[A block of data]
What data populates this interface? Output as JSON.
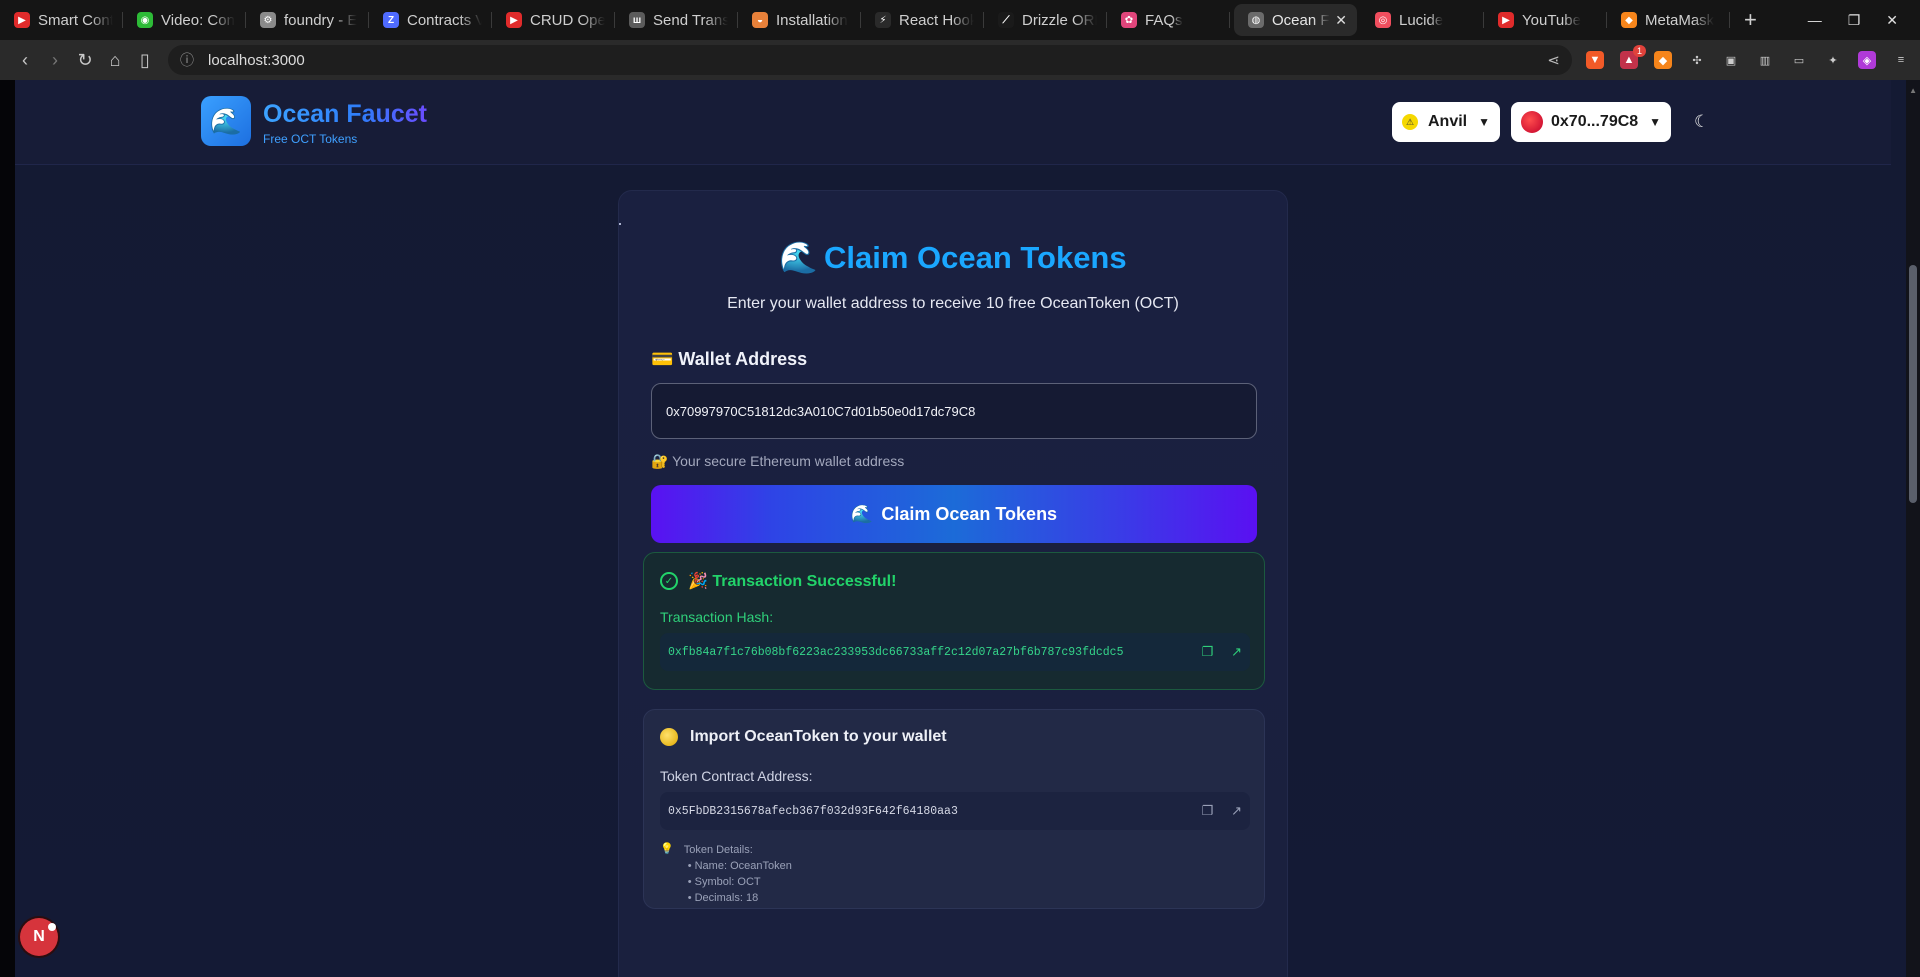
{
  "browser": {
    "tabs": [
      {
        "label": "Smart Cont",
        "color": "#e02b2b",
        "glyph": "▶"
      },
      {
        "label": "Video: Con",
        "color": "#2dbb37",
        "glyph": "◉"
      },
      {
        "label": "foundry - E",
        "color": "#8a8a8a",
        "glyph": "⚙"
      },
      {
        "label": "Contracts V",
        "color": "#4f6bff",
        "glyph": "Z"
      },
      {
        "label": "CRUD Oper",
        "color": "#e02b2b",
        "glyph": "▶"
      },
      {
        "label": "Send Trans",
        "color": "#5b5b5b",
        "glyph": "ш"
      },
      {
        "label": "Installation",
        "color": "#e8813a",
        "glyph": "◒"
      },
      {
        "label": "React Hook",
        "color": "#2a2a2a",
        "glyph": "⚡"
      },
      {
        "label": "Drizzle ORM",
        "color": "#1a1a1a",
        "glyph": "⟋"
      },
      {
        "label": "FAQs",
        "color": "#e0457b",
        "glyph": "✿"
      }
    ],
    "active_tab": {
      "label": "Ocean F",
      "close": "✕"
    },
    "tabs_after": [
      {
        "label": "Lucide",
        "color": "#f04e5e",
        "glyph": "◎"
      },
      {
        "label": "YouTube",
        "color": "#e02b2b",
        "glyph": "▶"
      },
      {
        "label": "MetaMask",
        "color": "#f6851b",
        "glyph": "◆"
      }
    ],
    "url": "localhost:3000",
    "shield_badge": "1"
  },
  "header": {
    "brand_title": "Ocean Faucet",
    "brand_subtitle": "Free OCT Tokens",
    "network_label": "Anvil",
    "account_label": "0x70...79C8"
  },
  "claim": {
    "title": "Claim Ocean Tokens",
    "subtitle": "Enter your wallet address to receive 10 free OceanToken (OCT)",
    "wallet_label": "💳 Wallet Address",
    "wallet_value": "0x70997970C51812dc3A010C7d01b50e0d17dc79C8",
    "wallet_hint": "🔐 Your secure Ethereum wallet address",
    "button_label": "Claim Ocean Tokens"
  },
  "success": {
    "title": "🎉 Transaction Successful!",
    "hash_label": "Transaction Hash:",
    "hash_value": "0xfb84a7f1c76b08bf6223ac233953dc66733aff2c12d07a27bf6b787c93fdcdc5"
  },
  "import": {
    "title": "Import OceanToken to your wallet",
    "address_label": "Token Contract Address:",
    "address_value": "0x5FbDB2315678afecb367f032d93F642f64180aa3",
    "details_title": "Token Details:",
    "details": [
      "• Name: OceanToken",
      "• Symbol: OCT",
      "• Decimals: 18"
    ]
  },
  "next_indicator": "N"
}
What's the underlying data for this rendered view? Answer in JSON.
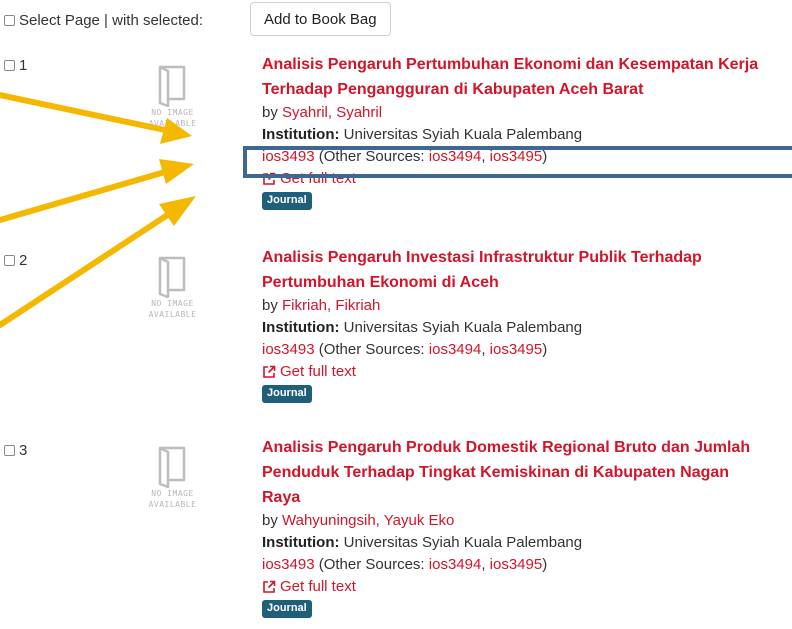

**Directions for this task:** Retype all entries exactly as they appear, dropping the images.

**Answer for this exercise:**
What data populates this interface? Output as JSON.
{
  "browser": {
    "tabs": [
      {
        "label": "Smart Cont",
        "color": "#e02b2b",
        "glyph": "▶"
      },
      {
        "label": "Video: Con",
        "color": "#2dbb37",
        "glyph": "◉"
      },
      {
        "label": "foundry - E",
        "color": "#8a8a8a",
        "glyph": "⚙"
      },
      {
        "label": "Contracts V",
        "color": "#4f6bff",
        "glyph": "Z"
      },
      {
        "label": "CRUD Oper",
        "color": "#e02b2b",
        "glyph": "▶"
      },
      {
        "label": "Send Trans",
        "color": "#5b5b5b",
        "glyph": "ш"
      },
      {
        "label": "Installation",
        "color": "#e8813a",
        "glyph": "◒"
      },
      {
        "label": "React Hook",
        "color": "#2a2a2a",
        "glyph": "⚡"
      },
      {
        "label": "Drizzle ORM",
        "color": "#1a1a1a",
        "glyph": "⟋"
      },
      {
        "label": "FAQs",
        "color": "#e0457b",
        "glyph": "✿"
      }
    ],
    "active_tab": {
      "label": "Ocean F",
      "close": "✕"
    },
    "tabs_after": [
      {
        "label": "Lucide",
        "color": "#f04e5e",
        "glyph": "◎"
      },
      {
        "label": "YouTube",
        "color": "#e02b2b",
        "glyph": "▶"
      },
      {
        "label": "MetaMask",
        "color": "#f6851b",
        "glyph": "◆"
      }
    ],
    "url": "localhost:3000",
    "shield_badge": "1"
  },
  "header": {
    "brand_title": "Ocean Faucet",
    "brand_subtitle": "Free OCT Tokens",
    "network_label": "Anvil",
    "account_label": "0x70...79C8"
  },
  "claim": {
    "title": "Claim Ocean Tokens",
    "subtitle": "Enter your wallet address to receive 10 free OceanToken (OCT)",
    "wallet_label": "💳 Wallet Address",
    "wallet_value": "0x70997970C51812dc3A010C7d01b50e0d17dc79C8",
    "wallet_hint": "🔐 Your secure Ethereum wallet address",
    "button_label": "Claim Ocean Tokens"
  },
  "success": {
    "title": "🎉 Transaction Successful!",
    "hash_label": "Transaction Hash:",
    "hash_value": "0xfb84a7f1c76b08bf6223ac233953dc66733aff2c12d07a27bf6b787c93fdcdc5"
  },
  "import": {
    "title": "Import OceanToken to your wallet",
    "address_label": "Token Contract Address:",
    "address_value": "0x5FbDB2315678afecb367f032d93F642f64180aa3",
    "details_title": "Token Details:",
    "details": [
      "• Name: OceanToken",
      "• Symbol: OCT",
      "• Decimals: 18"
    ]
  },
  "next_indicator": "N"
}
What's the underlying data for this rendered view? Answer in JSON.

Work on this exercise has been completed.